Data for this exercise »
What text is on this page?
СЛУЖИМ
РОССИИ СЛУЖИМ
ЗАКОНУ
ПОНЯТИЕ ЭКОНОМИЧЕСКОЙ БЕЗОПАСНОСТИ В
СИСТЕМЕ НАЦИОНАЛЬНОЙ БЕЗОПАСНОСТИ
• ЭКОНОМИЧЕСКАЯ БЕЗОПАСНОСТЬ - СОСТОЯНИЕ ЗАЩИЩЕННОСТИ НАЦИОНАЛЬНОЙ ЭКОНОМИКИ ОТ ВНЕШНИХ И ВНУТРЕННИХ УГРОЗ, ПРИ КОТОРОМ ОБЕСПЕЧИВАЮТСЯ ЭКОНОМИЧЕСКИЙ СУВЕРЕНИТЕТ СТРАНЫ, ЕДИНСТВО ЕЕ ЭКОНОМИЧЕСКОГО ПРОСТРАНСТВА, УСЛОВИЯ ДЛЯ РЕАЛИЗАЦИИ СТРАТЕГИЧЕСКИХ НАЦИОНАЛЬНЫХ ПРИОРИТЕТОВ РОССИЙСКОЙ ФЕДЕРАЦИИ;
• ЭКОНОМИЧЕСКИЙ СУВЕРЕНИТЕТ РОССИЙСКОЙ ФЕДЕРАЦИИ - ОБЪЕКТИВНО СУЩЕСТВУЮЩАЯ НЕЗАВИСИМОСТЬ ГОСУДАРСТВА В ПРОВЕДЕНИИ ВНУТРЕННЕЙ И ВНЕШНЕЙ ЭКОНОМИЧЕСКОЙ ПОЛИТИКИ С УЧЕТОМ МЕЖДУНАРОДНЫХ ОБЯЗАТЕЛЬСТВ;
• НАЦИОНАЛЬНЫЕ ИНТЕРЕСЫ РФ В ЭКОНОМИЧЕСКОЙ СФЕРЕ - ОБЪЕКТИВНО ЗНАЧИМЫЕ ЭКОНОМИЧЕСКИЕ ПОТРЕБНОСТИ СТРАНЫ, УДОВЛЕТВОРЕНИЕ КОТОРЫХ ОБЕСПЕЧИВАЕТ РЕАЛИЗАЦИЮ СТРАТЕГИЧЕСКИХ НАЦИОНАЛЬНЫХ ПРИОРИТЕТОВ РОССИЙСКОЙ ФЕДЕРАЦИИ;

Exercise aim »
Reproduce the listing in full. Keep it exactly as written.

Solution to this exercise »
What text is on this page?
СЛУЖИМ
РОССИИ СЛУЖИМ
ЗАКОНУ
ПОНЯТИЕ ЭКОНОМИЧЕСКОЙ БЕЗОПАСНОСТИ В
СИСТЕМЕ НАЦИОНАЛЬНОЙ БЕЗОПАСНОСТИ
• ЭКОНОМИЧЕСКАЯ БЕЗОПАСНОСТЬ - СОСТОЯНИЕ ЗАЩИЩЕННОСТИ НАЦИОНАЛЬНОЙ ЭКОНОМИКИ ОТ ВНЕШНИХ И ВНУТРЕННИХ УГРОЗ, ПРИ КОТОРОМ ОБЕСПЕЧИВАЮТСЯ ЭКОНОМИЧЕСКИЙ СУВЕРЕНИТЕТ СТРАНЫ, ЕДИНСТВО ЕЕ ЭКОНОМИЧЕСКОГО ПРОСТРАНСТВА, УСЛОВИЯ ДЛЯ РЕАЛИЗАЦИИ СТРАТЕГИЧЕСКИХ НАЦИОНАЛЬНЫХ ПРИОРИТЕТОВ РОССИЙСКОЙ ФЕДЕРАЦИИ;
• ЭКОНОМИЧЕСКИЙ СУВЕРЕНИТЕТ РОССИЙСКОЙ ФЕДЕРАЦИИ - ОБЪЕКТИВНО СУЩЕСТВУЮЩАЯ НЕЗАВИСИМОСТЬ ГОСУДАРСТВА В ПРОВЕДЕНИИ ВНУТРЕННЕЙ И ВНЕШНЕЙ ЭКОНОМИЧЕСКОЙ ПОЛИТИКИ С УЧЕТОМ МЕЖДУНАРОДНЫХ ОБЯЗАТЕЛЬСТВ;
• НАЦИОНАЛЬНЫЕ ИНТЕРЕСЫ РФ В ЭКОНОМИЧЕСКОЙ СФЕРЕ - ОБЪЕКТИВНО ЗНАЧИМЫЕ ЭКОНОМИЧЕСКИЕ ПОТРЕБНОСТИ СТРАНЫ, УДОВЛЕТВОРЕНИЕ КОТОРЫХ ОБЕСПЕЧИВАЕТ РЕАЛИЗАЦИЮ СТРАТЕГИЧЕСКИХ НАЦИОНАЛЬНЫХ ПРИОРИТЕТОВ РОССИЙСКОЙ ФЕДЕРАЦИИ;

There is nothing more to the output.